EXCERPTED RECORDS:
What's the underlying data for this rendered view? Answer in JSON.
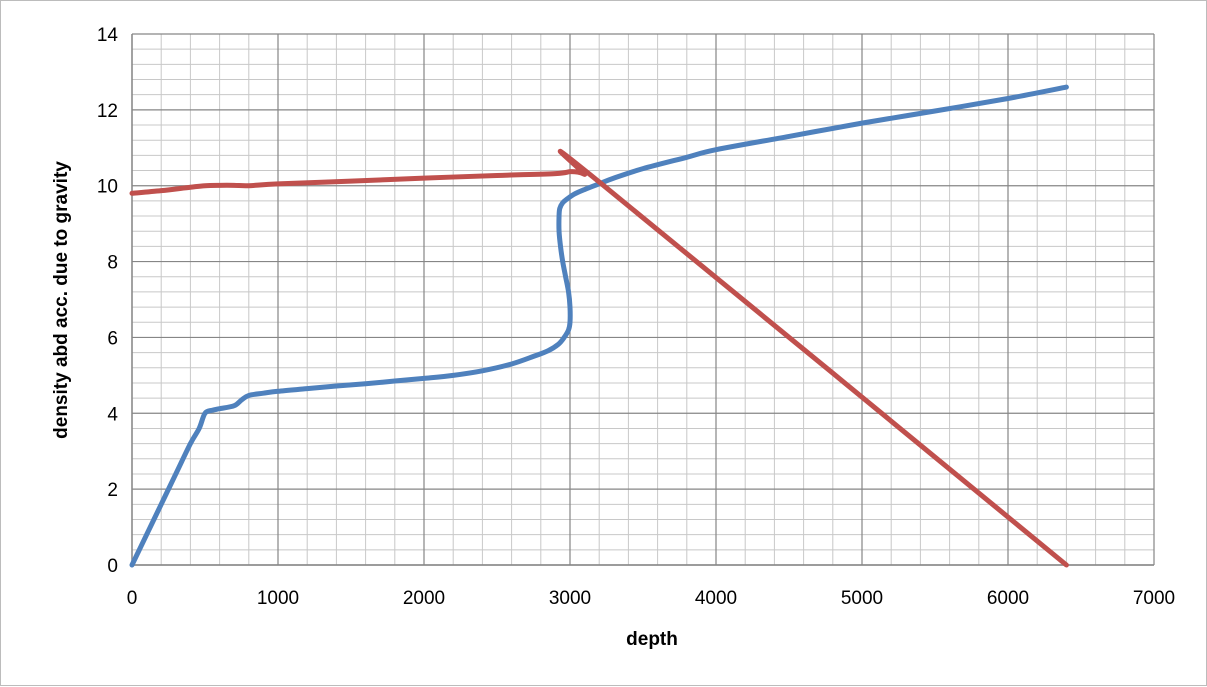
{
  "chart_data": {
    "type": "line",
    "title": "",
    "xlabel": "depth",
    "ylabel": "density abd acc. due to gravity",
    "xlim": [
      0,
      7000
    ],
    "ylim": [
      0,
      14
    ],
    "x_major_step": 1000,
    "x_minor_step": 200,
    "y_major_step": 2,
    "y_minor_step": 0.4,
    "x_ticks": [
      "0",
      "1000",
      "2000",
      "3000",
      "4000",
      "5000",
      "6000",
      "7000"
    ],
    "y_ticks": [
      "0",
      "2",
      "4",
      "6",
      "8",
      "10",
      "12",
      "14"
    ],
    "grid": true,
    "legend": "none",
    "series": [
      {
        "color": "#4f81bd",
        "x": [
          0,
          100,
          200,
          300,
          400,
          460,
          500,
          550,
          600,
          700,
          750,
          800,
          900,
          1000,
          1200,
          1400,
          1600,
          1800,
          2000,
          2200,
          2400,
          2600,
          2750,
          2850,
          2920,
          2960,
          2990,
          3000,
          3000,
          2990,
          2970,
          2950,
          2935,
          2925,
          2925,
          2930,
          2950,
          2980,
          3030,
          3100,
          3200,
          3300,
          3500,
          3800,
          4000,
          4500,
          5000,
          5500,
          6000,
          6400
        ],
        "y": [
          0,
          0.8,
          1.6,
          2.4,
          3.2,
          3.6,
          4.0,
          4.08,
          4.12,
          4.2,
          4.35,
          4.47,
          4.53,
          4.58,
          4.65,
          4.72,
          4.78,
          4.85,
          4.92,
          5.0,
          5.12,
          5.3,
          5.5,
          5.65,
          5.82,
          6.0,
          6.2,
          6.4,
          6.8,
          7.2,
          7.6,
          8.0,
          8.4,
          8.8,
          9.2,
          9.4,
          9.55,
          9.65,
          9.78,
          9.9,
          10.05,
          10.2,
          10.45,
          10.75,
          10.95,
          11.3,
          11.65,
          11.97,
          12.3,
          12.6
        ]
      },
      {
        "color": "#c0504d",
        "x": [
          0,
          200,
          400,
          500,
          600,
          700,
          800,
          1000,
          1500,
          2000,
          2500,
          2900,
          3000,
          3050,
          3100,
          3200,
          6400
        ],
        "y": [
          9.8,
          9.87,
          9.96,
          10.0,
          10.01,
          10.01,
          10.0,
          10.05,
          10.12,
          10.2,
          10.27,
          10.32,
          10.37,
          10.36,
          10.3,
          10.1,
          0
        ]
      }
    ]
  }
}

AIM:
Repeat each line of the records above exactly, but do not copy the pictures.

THE RESPONSE:
What's the underlying data for this rendered view? Answer in JSON.
{
  "chart_data": {
    "type": "line",
    "title": "",
    "xlabel": "depth",
    "ylabel": "density abd acc. due to gravity",
    "xlim": [
      0,
      7000
    ],
    "ylim": [
      0,
      14
    ],
    "x_major_step": 1000,
    "x_minor_step": 200,
    "y_major_step": 2,
    "y_minor_step": 0.4,
    "x_ticks": [
      "0",
      "1000",
      "2000",
      "3000",
      "4000",
      "5000",
      "6000",
      "7000"
    ],
    "y_ticks": [
      "0",
      "2",
      "4",
      "6",
      "8",
      "10",
      "12",
      "14"
    ],
    "grid": true,
    "legend": "none",
    "series": [
      {
        "color": "#4f81bd",
        "x": [
          0,
          100,
          200,
          300,
          400,
          460,
          500,
          550,
          600,
          700,
          750,
          800,
          900,
          1000,
          1200,
          1400,
          1600,
          1800,
          2000,
          2200,
          2400,
          2600,
          2750,
          2850,
          2920,
          2960,
          2990,
          3000,
          3000,
          2990,
          2970,
          2950,
          2935,
          2925,
          2925,
          2930,
          2950,
          2980,
          3030,
          3100,
          3200,
          3300,
          3500,
          3800,
          4000,
          4500,
          5000,
          5500,
          6000,
          6400
        ],
        "y": [
          0,
          0.8,
          1.6,
          2.4,
          3.2,
          3.6,
          4.0,
          4.08,
          4.12,
          4.2,
          4.35,
          4.47,
          4.53,
          4.58,
          4.65,
          4.72,
          4.78,
          4.85,
          4.92,
          5.0,
          5.12,
          5.3,
          5.5,
          5.65,
          5.82,
          6.0,
          6.2,
          6.4,
          6.8,
          7.2,
          7.6,
          8.0,
          8.4,
          8.8,
          9.2,
          9.4,
          9.55,
          9.65,
          9.78,
          9.9,
          10.05,
          10.2,
          10.45,
          10.75,
          10.95,
          11.3,
          11.65,
          11.97,
          12.3,
          12.6
        ]
      },
      {
        "color": "#c0504d",
        "x": [
          0,
          200,
          400,
          500,
          600,
          700,
          800,
          1000,
          1500,
          2000,
          2500,
          2900,
          3000,
          3050,
          3100,
          3200,
          6400
        ],
        "y": [
          9.8,
          9.87,
          9.96,
          10.0,
          10.01,
          10.01,
          10.0,
          10.05,
          10.12,
          10.2,
          10.27,
          10.32,
          10.37,
          10.36,
          10.3,
          10.1,
          0
        ]
      }
    ]
  }
}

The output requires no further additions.